Task material:
========================================
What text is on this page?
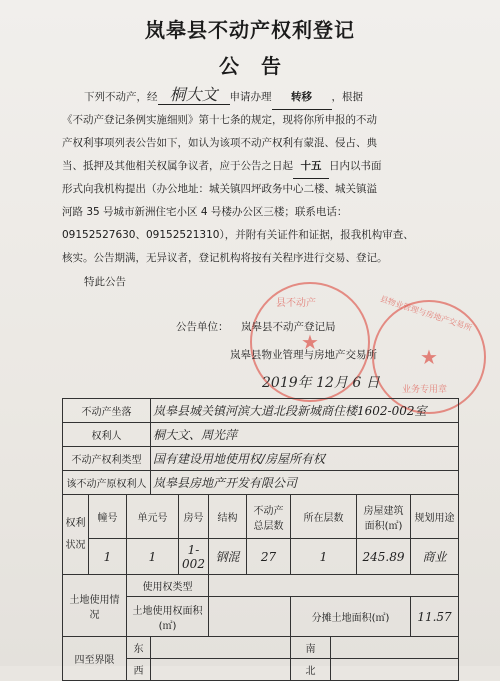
岚皋县不动产权利登记
公告
下列不动产，经 桐大文 申请办理 转移 ，根据
《不动产登记条例实施细则》第十七条的规定，现将你所申报的不动
产权利事项列表公告如下，如认为该项不动产权利有蒙混、侵占、典
当、抵押及其他相关权属争议者，应于公告之日起 十五 日内以书面
形式向我机构提出（办公地址：城关镇四坪政务中心二楼、城关镇溢
河路 35 号城市新洲住宅小区 4 号楼办公区三楼；联系电话：
09152527630、09152521310），并附有关证件和证据，报我机构审查、
核实。公告期满，无异议者，登记机构将按有关程序进行交易、登记。
特此公告
★
县不动产
★
县物业管理与房地产交易所
业务专用章
公告单位： 岚皋县不动产登记局
岚皋县物业管理与房地产交易所
2019年 12月 6 日
不动产坐落			岚皋县城关镇河滨大道北段新城商住楼1602-002室							
权利人			桐大文、周光萍							
不动产权利类型			国有建设用地使用权/房屋所有权							
该不动产原权利人			岚皋县房地产开发有限公司							
权利状况	幢号	单元号		房号	结构	不动产总层数	所在层数		房屋建筑面积(㎡)	规划用途
	1	1		1-002	钢混	27	1		245.89	商业
土地使用情况		使用权类型								
		土地使用权面积(㎡)					分摊土地面积(㎡)			11.57
四至界限		东					南			
		西					北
========================================
Exercise description: Repeat the material above verbatim, with no pictures in the output.

Task answer:
What text is on this page?
岚皋县不动产权利登记
公告
下列不动产，经 桐大文 申请办理 转移 ，根据
《不动产登记条例实施细则》第十七条的规定，现将你所申报的不动
产权利事项列表公告如下，如认为该项不动产权利有蒙混、侵占、典
当、抵押及其他相关权属争议者，应于公告之日起 十五 日内以书面
形式向我机构提出（办公地址：城关镇四坪政务中心二楼、城关镇溢
河路 35 号城市新洲住宅小区 4 号楼办公区三楼；联系电话：
09152527630、09152521310），并附有关证件和证据，报我机构审查、
核实。公告期满，无异议者，登记机构将按有关程序进行交易、登记。
特此公告
★
县不动产
★
县物业管理与房地产交易所
业务专用章
公告单位： 岚皋县不动产登记局
岚皋县物业管理与房地产交易所
2019年 12月 6 日
不动产坐落			岚皋县城关镇河滨大道北段新城商住楼1602-002室							
权利人			桐大文、周光萍							
不动产权利类型			国有建设用地使用权/房屋所有权							
该不动产原权利人			岚皋县房地产开发有限公司							
权利状况	幢号	单元号		房号	结构	不动产总层数	所在层数		房屋建筑面积(㎡)	规划用途
	1	1		1-002	钢混	27	1		245.89	商业
土地使用情况		使用权类型								
		土地使用权面积(㎡)					分摊土地面积(㎡)			11.57
四至界限		东					南			
		西					北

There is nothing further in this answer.